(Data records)

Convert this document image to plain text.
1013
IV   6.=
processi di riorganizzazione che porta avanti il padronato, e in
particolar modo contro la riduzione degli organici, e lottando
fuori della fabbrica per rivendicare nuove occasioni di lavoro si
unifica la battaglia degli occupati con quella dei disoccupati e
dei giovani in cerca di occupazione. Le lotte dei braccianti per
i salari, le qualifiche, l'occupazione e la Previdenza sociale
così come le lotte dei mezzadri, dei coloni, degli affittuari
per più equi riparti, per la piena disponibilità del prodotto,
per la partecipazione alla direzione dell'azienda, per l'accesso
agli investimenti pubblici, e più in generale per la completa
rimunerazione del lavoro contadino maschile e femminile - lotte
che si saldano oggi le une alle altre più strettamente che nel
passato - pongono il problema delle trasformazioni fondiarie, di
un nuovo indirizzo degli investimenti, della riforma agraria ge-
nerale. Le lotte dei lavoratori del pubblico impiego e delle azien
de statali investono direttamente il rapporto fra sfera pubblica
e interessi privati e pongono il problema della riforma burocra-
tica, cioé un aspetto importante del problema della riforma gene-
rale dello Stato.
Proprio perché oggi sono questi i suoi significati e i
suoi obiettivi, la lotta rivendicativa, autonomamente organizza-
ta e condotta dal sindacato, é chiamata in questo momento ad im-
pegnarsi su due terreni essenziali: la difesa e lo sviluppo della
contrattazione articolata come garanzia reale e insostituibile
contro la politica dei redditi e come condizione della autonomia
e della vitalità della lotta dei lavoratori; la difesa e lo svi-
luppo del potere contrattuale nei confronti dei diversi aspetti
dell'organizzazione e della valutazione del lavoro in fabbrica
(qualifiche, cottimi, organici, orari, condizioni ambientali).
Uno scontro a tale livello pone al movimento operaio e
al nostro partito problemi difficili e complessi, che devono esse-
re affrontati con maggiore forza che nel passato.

:: WHAT THE EXERCISE ASKS ::
Retype every entry word for word.

:: EXPECTED OUTPUT ::
Convert this document image to plain text.
1013
IV   6.=
processi di riorganizzazione che porta avanti il padronato, e in
particolar modo contro la riduzione degli organici, e lottando
fuori della fabbrica per rivendicare nuove occasioni di lavoro si
unifica la battaglia degli occupati con quella dei disoccupati e
dei giovani in cerca di occupazione. Le lotte dei braccianti per
i salari, le qualifiche, l'occupazione e la Previdenza sociale
così come le lotte dei mezzadri, dei coloni, degli affittuari
per più equi riparti, per la piena disponibilità del prodotto,
per la partecipazione alla direzione dell'azienda, per l'accesso
agli investimenti pubblici, e più in generale per la completa
rimunerazione del lavoro contadino maschile e femminile - lotte
che si saldano oggi le une alle altre più strettamente che nel
passato - pongono il problema delle trasformazioni fondiarie, di
un nuovo indirizzo degli investimenti, della riforma agraria ge-
nerale. Le lotte dei lavoratori del pubblico impiego e delle azien
de statali investono direttamente il rapporto fra sfera pubblica
e interessi privati e pongono il problema della riforma burocra-
tica, cioé un aspetto importante del problema della riforma gene-
rale dello Stato.
Proprio perché oggi sono questi i suoi significati e i
suoi obiettivi, la lotta rivendicativa, autonomamente organizza-
ta e condotta dal sindacato, é chiamata in questo momento ad im-
pegnarsi su due terreni essenziali: la difesa e lo sviluppo della
contrattazione articolata come garanzia reale e insostituibile
contro la politica dei redditi e come condizione della autonomia
e della vitalità della lotta dei lavoratori; la difesa e lo svi-
luppo del potere contrattuale nei confronti dei diversi aspetti
dell'organizzazione e della valutazione del lavoro in fabbrica
(qualifiche, cottimi, organici, orari, condizioni ambientali).
Uno scontro a tale livello pone al movimento operaio e
al nostro partito problemi difficili e complessi, che devono esse-
re affrontati con maggiore forza che nel passato.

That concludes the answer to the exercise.